◆ **WHAT THE TASK REQUIRES**
Return each line containing "dachu".

◆ **PROVIDED DATA**
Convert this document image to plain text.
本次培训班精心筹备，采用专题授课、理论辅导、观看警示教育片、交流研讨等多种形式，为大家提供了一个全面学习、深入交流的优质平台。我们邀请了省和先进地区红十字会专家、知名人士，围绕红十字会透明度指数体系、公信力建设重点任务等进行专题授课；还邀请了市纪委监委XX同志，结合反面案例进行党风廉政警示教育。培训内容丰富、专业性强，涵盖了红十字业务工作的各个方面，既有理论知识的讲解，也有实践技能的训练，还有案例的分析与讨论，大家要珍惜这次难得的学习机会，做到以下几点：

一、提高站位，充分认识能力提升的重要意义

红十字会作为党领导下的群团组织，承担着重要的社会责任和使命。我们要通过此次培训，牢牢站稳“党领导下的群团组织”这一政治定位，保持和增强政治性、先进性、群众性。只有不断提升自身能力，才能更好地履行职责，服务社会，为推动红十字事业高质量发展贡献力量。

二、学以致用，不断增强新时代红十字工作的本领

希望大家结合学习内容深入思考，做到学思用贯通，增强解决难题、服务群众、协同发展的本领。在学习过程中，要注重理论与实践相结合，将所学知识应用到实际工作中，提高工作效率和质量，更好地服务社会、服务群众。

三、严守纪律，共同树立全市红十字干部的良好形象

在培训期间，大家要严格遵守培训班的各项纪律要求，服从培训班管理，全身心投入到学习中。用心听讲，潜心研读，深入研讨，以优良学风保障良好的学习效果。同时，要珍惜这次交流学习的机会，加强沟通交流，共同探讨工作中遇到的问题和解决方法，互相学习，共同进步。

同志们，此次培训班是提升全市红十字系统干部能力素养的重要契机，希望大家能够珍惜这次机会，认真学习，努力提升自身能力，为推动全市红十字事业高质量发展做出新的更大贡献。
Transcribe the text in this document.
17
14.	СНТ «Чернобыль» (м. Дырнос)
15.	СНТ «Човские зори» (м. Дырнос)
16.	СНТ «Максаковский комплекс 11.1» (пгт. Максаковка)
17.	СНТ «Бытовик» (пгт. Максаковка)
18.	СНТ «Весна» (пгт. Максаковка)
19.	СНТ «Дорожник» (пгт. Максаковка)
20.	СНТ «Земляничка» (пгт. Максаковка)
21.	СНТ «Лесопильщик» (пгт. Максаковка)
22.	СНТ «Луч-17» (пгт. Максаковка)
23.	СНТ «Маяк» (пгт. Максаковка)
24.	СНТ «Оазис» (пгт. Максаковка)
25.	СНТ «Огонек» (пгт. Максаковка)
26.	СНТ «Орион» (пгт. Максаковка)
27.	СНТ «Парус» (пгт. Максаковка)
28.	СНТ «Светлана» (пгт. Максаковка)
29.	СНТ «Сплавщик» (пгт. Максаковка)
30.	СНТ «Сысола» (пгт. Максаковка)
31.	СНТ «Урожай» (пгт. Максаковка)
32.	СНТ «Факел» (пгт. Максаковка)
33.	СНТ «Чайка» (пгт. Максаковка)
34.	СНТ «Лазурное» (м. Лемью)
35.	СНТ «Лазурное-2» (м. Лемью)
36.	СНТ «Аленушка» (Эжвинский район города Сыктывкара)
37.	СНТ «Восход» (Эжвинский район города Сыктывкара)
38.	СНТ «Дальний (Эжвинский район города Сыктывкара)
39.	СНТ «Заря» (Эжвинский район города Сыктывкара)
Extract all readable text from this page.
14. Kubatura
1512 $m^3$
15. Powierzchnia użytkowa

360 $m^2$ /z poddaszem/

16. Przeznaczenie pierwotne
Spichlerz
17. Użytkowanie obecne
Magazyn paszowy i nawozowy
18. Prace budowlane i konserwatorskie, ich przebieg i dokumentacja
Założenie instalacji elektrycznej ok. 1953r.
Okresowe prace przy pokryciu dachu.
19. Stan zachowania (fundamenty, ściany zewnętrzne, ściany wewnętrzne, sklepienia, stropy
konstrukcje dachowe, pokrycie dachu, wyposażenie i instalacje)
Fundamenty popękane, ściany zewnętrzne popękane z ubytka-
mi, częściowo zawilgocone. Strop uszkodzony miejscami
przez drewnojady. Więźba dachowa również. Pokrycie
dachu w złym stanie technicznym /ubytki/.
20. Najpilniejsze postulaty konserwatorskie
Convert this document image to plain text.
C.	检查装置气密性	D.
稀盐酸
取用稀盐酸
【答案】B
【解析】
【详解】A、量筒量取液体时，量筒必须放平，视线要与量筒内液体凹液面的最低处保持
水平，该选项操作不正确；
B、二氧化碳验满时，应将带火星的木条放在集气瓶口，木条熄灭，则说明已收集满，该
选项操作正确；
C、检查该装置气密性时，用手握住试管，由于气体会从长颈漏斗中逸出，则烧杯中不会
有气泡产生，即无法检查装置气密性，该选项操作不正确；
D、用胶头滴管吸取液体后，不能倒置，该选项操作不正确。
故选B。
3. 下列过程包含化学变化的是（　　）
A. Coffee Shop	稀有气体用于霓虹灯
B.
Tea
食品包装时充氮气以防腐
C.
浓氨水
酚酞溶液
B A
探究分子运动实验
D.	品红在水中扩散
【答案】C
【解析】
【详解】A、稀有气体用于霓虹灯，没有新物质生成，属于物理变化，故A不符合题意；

◆ **ANSWER TO THIS EXERCISE**
Okresowe prace przy pokryciu dachu.
konstrukcje dachowe, pokrycie dachu, wyposażenie i instalacje)
dachu w złym stanie technicznym /ubytki/.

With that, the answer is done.